• **WHAT IS REQUIRED**:
Reproduce the listing exactly and skip over any pictures.

---------- DATA SECTION ----------

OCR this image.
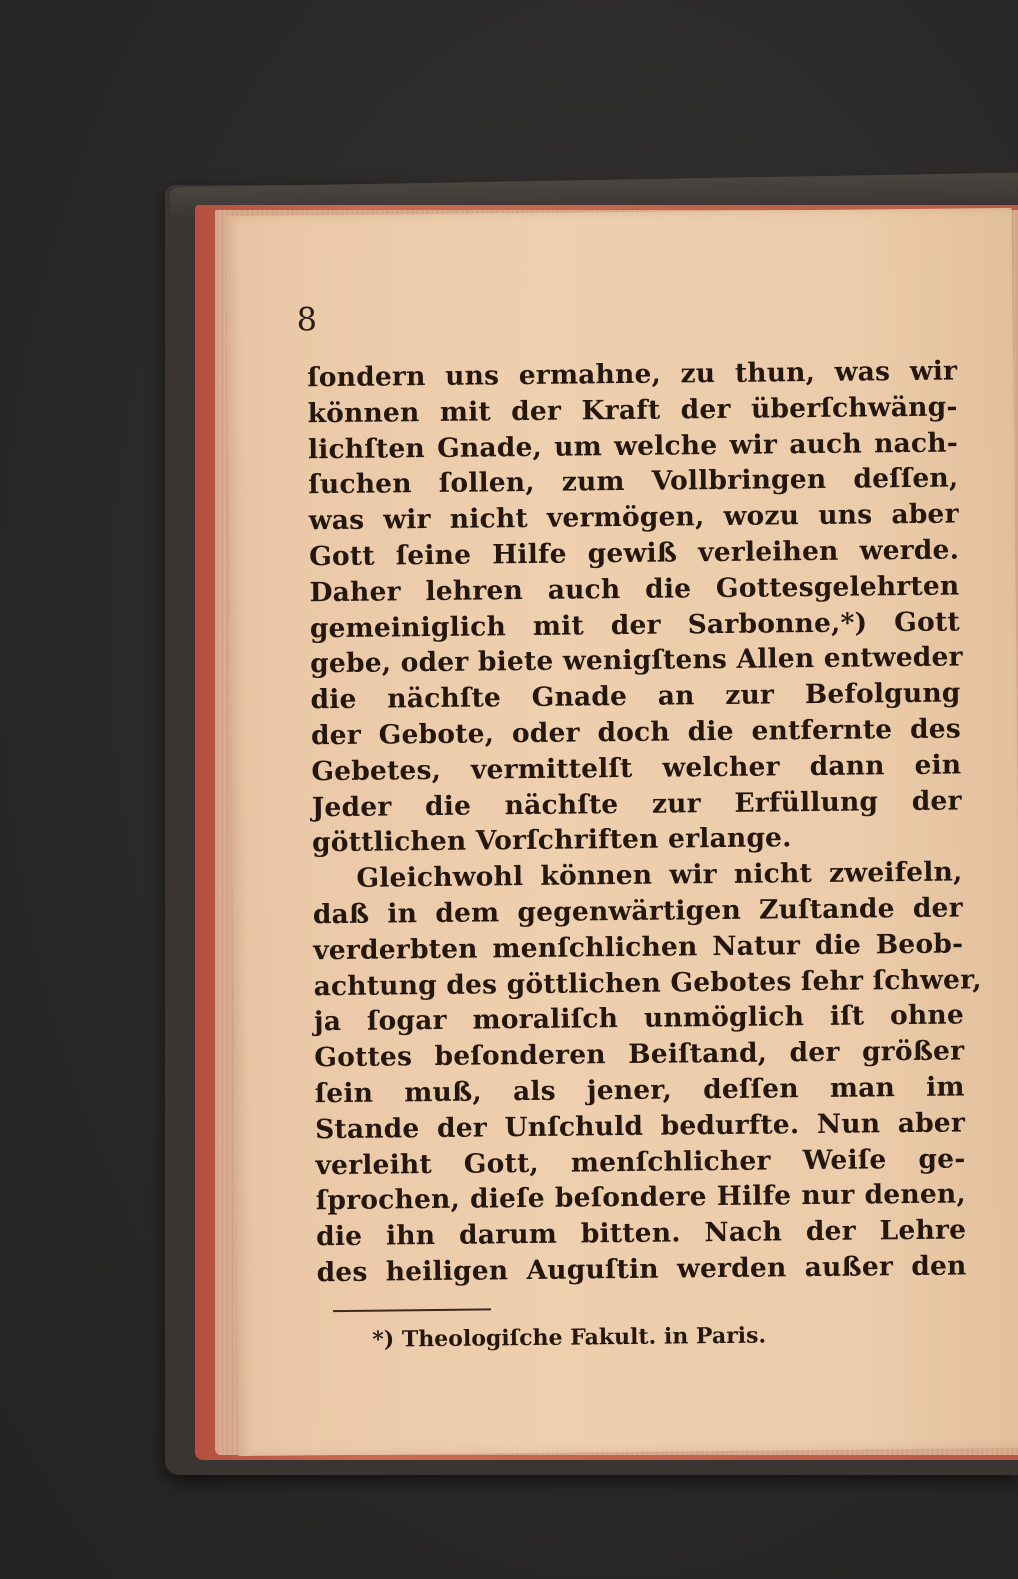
8
ſondern uns ermahne, zu thun, was wir
können mit der Kraft der überſchwäng-
lichſten Gnade, um welche wir auch nach-
ſuchen ſollen, zum Vollbringen deſſen,
was wir nicht vermögen, wozu uns aber
Gott ſeine Hilfe gewiß verleihen werde.
Daher lehren auch die Gottesgelehrten
gemeiniglich mit der Sarbonne,*) Gott
gebe, oder biete wenigſtens Allen entweder
die nächſte Gnade an zur Befolgung
der Gebote, oder doch die entfernte des
Gebetes, vermittelſt welcher dann ein
Jeder die nächſte zur Erfüllung der
göttlichen Vorſchriften erlange.
Gleichwohl können wir nicht zweifeln,
daß in dem gegenwärtigen Zuſtande der
verderbten menſchlichen Natur die Beob-
achtung des göttlichen Gebotes ſehr ſchwer,
ja ſogar moraliſch unmöglich iſt ohne
Gottes beſonderen Beiſtand, der größer
ſein muß, als jener, deſſen man im
Stande der Unſchuld bedurfte. Nun aber
verleiht Gott, menſchlicher Weiſe ge-
ſprochen, dieſe beſondere Hilfe nur denen,
die ihn darum bitten. Nach der Lehre
des heiligen Auguſtin werden außer den
*) Theologiſche Fakult. in Paris.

----------

• **THE RESULT**:
OCR this image.
8
ſondern uns ermahne, zu thun, was wir
können mit der Kraft der überſchwäng-
lichſten Gnade, um welche wir auch nach-
ſuchen ſollen, zum Vollbringen deſſen,
was wir nicht vermögen, wozu uns aber
Gott ſeine Hilfe gewiß verleihen werde.
Daher lehren auch die Gottesgelehrten
gemeiniglich mit der Sarbonne,*) Gott
gebe, oder biete wenigſtens Allen entweder
die nächſte Gnade an zur Befolgung
der Gebote, oder doch die entfernte des
Gebetes, vermittelſt welcher dann ein
Jeder die nächſte zur Erfüllung der
göttlichen Vorſchriften erlange.
Gleichwohl können wir nicht zweifeln,
daß in dem gegenwärtigen Zuſtande der
verderbten menſchlichen Natur die Beob-
achtung des göttlichen Gebotes ſehr ſchwer,
ja ſogar moraliſch unmöglich iſt ohne
Gottes beſonderen Beiſtand, der größer
ſein muß, als jener, deſſen man im
Stande der Unſchuld bedurfte. Nun aber
verleiht Gott, menſchlicher Weiſe ge-
ſprochen, dieſe beſondere Hilfe nur denen,
die ihn darum bitten. Nach der Lehre
des heiligen Auguſtin werden außer den
*) Theologiſche Fakult. in Paris.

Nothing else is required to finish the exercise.